:: Records for processing ::
--- BEGIN ---

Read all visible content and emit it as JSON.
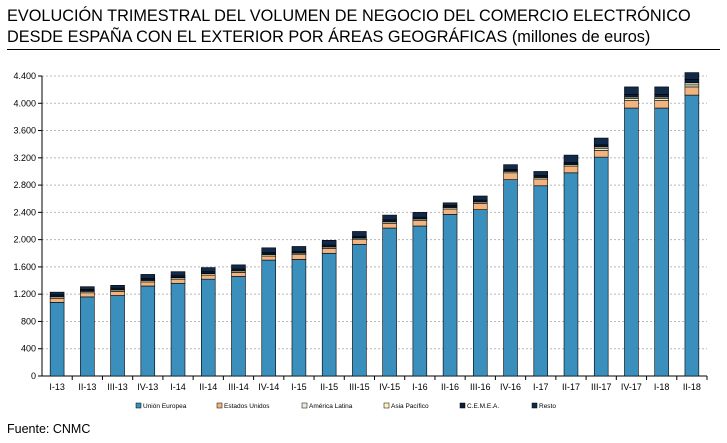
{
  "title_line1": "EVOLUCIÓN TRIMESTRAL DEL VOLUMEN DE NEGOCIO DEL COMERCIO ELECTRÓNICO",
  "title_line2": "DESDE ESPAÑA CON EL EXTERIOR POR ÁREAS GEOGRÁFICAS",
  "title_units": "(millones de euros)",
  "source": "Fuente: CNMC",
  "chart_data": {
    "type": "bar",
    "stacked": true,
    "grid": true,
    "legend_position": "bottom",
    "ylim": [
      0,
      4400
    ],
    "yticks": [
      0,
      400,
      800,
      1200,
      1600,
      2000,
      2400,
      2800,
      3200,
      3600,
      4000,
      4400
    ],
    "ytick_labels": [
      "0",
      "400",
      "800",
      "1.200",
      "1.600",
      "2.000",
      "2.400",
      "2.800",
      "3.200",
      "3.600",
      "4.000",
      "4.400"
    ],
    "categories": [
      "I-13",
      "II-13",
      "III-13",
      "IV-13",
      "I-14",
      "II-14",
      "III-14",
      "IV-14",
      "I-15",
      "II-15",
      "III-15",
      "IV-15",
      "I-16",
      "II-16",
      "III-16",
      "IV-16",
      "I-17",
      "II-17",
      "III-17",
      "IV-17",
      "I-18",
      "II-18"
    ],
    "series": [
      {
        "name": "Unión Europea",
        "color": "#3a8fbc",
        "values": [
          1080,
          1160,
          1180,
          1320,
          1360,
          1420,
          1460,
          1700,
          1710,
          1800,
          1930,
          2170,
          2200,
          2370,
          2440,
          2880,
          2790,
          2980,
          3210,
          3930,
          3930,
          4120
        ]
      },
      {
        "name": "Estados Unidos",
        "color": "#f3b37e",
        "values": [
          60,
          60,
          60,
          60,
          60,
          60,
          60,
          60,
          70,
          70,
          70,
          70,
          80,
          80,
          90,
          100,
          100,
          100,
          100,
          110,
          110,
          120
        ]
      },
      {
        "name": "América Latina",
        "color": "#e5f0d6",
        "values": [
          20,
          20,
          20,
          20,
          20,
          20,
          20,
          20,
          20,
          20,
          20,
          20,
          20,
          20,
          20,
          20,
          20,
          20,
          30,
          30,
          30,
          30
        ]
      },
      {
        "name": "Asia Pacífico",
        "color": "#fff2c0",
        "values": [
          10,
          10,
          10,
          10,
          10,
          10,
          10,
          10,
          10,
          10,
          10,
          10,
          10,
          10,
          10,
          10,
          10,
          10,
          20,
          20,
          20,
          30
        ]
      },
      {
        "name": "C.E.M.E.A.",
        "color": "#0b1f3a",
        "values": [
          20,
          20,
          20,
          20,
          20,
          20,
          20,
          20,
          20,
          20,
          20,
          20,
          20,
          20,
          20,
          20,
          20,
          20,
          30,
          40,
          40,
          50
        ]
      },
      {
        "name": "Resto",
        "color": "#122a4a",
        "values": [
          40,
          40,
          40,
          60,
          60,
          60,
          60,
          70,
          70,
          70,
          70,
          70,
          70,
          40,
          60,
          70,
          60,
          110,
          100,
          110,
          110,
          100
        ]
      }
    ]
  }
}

--- END ---

:: Task prompt ::
Restate the full listing verbatim and drop every picture.

:: Solution ::
Read all visible content and emit it as JSON.
{
  "title_line1": "EVOLUCIÓN TRIMESTRAL DEL VOLUMEN DE NEGOCIO DEL COMERCIO ELECTRÓNICO",
  "title_line2": "DESDE ESPAÑA CON EL EXTERIOR POR ÁREAS GEOGRÁFICAS",
  "title_units": "(millones de euros)",
  "source": "Fuente: CNMC",
  "chart_data": {
    "type": "bar",
    "stacked": true,
    "grid": true,
    "legend_position": "bottom",
    "ylim": [
      0,
      4400
    ],
    "yticks": [
      0,
      400,
      800,
      1200,
      1600,
      2000,
      2400,
      2800,
      3200,
      3600,
      4000,
      4400
    ],
    "ytick_labels": [
      "0",
      "400",
      "800",
      "1.200",
      "1.600",
      "2.000",
      "2.400",
      "2.800",
      "3.200",
      "3.600",
      "4.000",
      "4.400"
    ],
    "categories": [
      "I-13",
      "II-13",
      "III-13",
      "IV-13",
      "I-14",
      "II-14",
      "III-14",
      "IV-14",
      "I-15",
      "II-15",
      "III-15",
      "IV-15",
      "I-16",
      "II-16",
      "III-16",
      "IV-16",
      "I-17",
      "II-17",
      "III-17",
      "IV-17",
      "I-18",
      "II-18"
    ],
    "series": [
      {
        "name": "Unión Europea",
        "color": "#3a8fbc",
        "values": [
          1080,
          1160,
          1180,
          1320,
          1360,
          1420,
          1460,
          1700,
          1710,
          1800,
          1930,
          2170,
          2200,
          2370,
          2440,
          2880,
          2790,
          2980,
          3210,
          3930,
          3930,
          4120
        ]
      },
      {
        "name": "Estados Unidos",
        "color": "#f3b37e",
        "values": [
          60,
          60,
          60,
          60,
          60,
          60,
          60,
          60,
          70,
          70,
          70,
          70,
          80,
          80,
          90,
          100,
          100,
          100,
          100,
          110,
          110,
          120
        ]
      },
      {
        "name": "América Latina",
        "color": "#e5f0d6",
        "values": [
          20,
          20,
          20,
          20,
          20,
          20,
          20,
          20,
          20,
          20,
          20,
          20,
          20,
          20,
          20,
          20,
          20,
          20,
          30,
          30,
          30,
          30
        ]
      },
      {
        "name": "Asia Pacífico",
        "color": "#fff2c0",
        "values": [
          10,
          10,
          10,
          10,
          10,
          10,
          10,
          10,
          10,
          10,
          10,
          10,
          10,
          10,
          10,
          10,
          10,
          10,
          20,
          20,
          20,
          30
        ]
      },
      {
        "name": "C.E.M.E.A.",
        "color": "#0b1f3a",
        "values": [
          20,
          20,
          20,
          20,
          20,
          20,
          20,
          20,
          20,
          20,
          20,
          20,
          20,
          20,
          20,
          20,
          20,
          20,
          30,
          40,
          40,
          50
        ]
      },
      {
        "name": "Resto",
        "color": "#122a4a",
        "values": [
          40,
          40,
          40,
          60,
          60,
          60,
          60,
          70,
          70,
          70,
          70,
          70,
          70,
          40,
          60,
          70,
          60,
          110,
          100,
          110,
          110,
          100
        ]
      }
    ]
  }
}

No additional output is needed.